◆ **WRITTEN TASK**:
From the listing below, extract each line containing the string "instalada".

◆ **EXCERPTED RECORDS**:
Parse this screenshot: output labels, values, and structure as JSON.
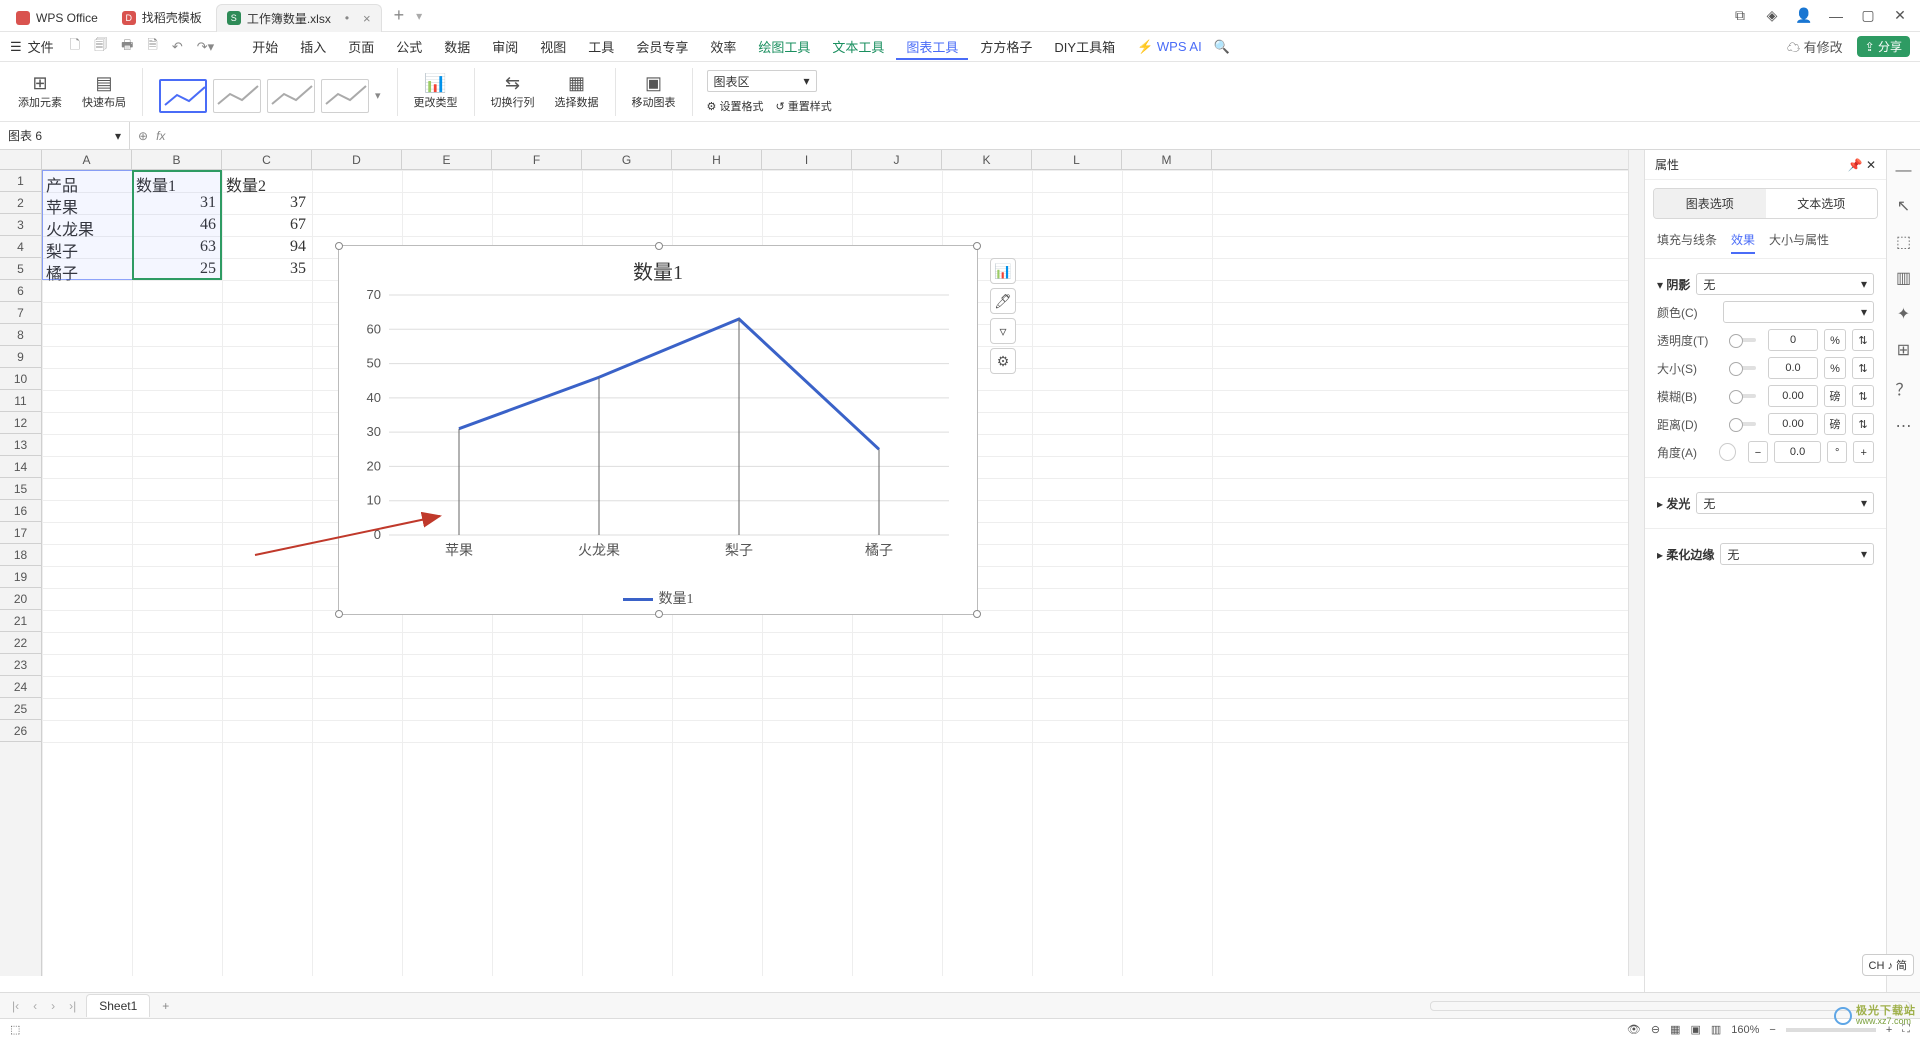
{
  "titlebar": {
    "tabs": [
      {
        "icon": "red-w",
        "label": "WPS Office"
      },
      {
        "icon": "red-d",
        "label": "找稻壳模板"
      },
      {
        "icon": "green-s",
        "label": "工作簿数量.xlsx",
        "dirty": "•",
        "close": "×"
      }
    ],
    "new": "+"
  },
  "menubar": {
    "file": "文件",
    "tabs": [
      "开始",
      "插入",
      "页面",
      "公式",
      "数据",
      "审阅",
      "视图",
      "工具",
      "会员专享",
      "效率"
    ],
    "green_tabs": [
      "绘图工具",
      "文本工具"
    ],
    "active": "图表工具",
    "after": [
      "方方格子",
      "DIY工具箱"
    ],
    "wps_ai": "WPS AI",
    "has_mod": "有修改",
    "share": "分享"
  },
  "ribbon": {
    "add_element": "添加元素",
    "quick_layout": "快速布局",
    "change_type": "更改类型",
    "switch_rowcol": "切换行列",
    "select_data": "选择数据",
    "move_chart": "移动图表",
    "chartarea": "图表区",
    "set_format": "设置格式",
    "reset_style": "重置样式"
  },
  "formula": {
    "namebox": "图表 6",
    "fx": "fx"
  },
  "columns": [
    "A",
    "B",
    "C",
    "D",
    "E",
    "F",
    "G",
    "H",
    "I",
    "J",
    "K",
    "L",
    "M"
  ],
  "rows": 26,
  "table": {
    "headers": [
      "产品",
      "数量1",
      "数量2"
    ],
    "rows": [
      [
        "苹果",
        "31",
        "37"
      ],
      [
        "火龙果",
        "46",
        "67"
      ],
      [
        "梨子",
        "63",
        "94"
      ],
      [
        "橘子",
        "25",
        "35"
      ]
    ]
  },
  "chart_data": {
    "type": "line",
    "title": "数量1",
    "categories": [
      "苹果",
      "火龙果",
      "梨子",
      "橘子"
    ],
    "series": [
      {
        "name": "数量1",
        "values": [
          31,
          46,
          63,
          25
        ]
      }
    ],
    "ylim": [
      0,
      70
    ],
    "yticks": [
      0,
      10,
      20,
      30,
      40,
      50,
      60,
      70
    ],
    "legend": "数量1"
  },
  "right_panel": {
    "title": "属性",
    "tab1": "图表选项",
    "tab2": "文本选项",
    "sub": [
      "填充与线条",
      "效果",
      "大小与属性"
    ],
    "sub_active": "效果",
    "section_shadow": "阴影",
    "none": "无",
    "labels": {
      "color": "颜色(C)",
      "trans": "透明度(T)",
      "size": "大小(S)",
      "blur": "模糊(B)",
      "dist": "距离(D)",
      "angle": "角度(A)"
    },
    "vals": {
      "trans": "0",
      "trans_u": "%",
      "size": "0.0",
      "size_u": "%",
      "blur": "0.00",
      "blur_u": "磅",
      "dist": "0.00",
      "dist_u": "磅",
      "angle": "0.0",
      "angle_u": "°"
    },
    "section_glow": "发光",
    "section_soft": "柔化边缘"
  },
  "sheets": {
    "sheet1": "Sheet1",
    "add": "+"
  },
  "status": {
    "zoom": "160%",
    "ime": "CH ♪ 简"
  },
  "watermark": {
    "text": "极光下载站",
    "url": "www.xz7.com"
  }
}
...
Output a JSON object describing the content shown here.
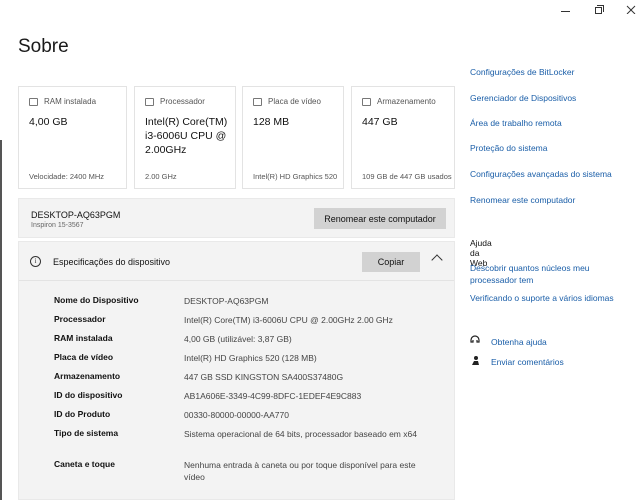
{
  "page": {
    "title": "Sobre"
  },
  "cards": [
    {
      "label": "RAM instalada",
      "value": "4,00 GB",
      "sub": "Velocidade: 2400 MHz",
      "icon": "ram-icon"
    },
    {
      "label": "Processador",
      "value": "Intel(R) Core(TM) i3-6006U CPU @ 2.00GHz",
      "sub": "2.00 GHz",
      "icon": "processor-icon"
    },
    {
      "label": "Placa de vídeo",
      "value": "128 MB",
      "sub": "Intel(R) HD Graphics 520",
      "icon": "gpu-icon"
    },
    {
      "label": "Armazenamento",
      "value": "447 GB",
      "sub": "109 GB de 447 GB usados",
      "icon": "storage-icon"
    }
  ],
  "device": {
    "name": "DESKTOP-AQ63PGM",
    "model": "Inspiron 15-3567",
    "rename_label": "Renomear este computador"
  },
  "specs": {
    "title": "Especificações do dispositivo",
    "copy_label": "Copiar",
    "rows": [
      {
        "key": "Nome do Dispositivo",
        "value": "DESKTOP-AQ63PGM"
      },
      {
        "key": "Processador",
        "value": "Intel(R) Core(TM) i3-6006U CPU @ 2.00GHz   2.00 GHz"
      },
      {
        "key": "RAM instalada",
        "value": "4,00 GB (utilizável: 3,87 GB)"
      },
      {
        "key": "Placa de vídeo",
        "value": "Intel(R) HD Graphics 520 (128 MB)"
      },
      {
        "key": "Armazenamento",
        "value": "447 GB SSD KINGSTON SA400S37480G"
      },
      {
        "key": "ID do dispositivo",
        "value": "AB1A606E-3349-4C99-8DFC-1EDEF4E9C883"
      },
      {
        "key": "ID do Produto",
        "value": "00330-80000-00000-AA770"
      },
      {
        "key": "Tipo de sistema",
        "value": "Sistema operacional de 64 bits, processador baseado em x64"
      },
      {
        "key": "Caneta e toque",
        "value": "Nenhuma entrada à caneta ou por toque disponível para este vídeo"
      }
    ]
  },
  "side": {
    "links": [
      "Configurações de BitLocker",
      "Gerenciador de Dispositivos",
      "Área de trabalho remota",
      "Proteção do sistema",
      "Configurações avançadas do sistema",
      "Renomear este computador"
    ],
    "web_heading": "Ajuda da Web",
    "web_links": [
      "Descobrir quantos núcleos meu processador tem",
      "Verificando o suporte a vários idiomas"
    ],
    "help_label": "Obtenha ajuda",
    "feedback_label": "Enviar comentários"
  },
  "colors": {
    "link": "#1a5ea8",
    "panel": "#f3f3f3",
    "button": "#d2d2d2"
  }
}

◆ **RESPONSE FOR THIS EXERCISE**:
      "label": "RAM instalada",
        "key": "RAM instalada",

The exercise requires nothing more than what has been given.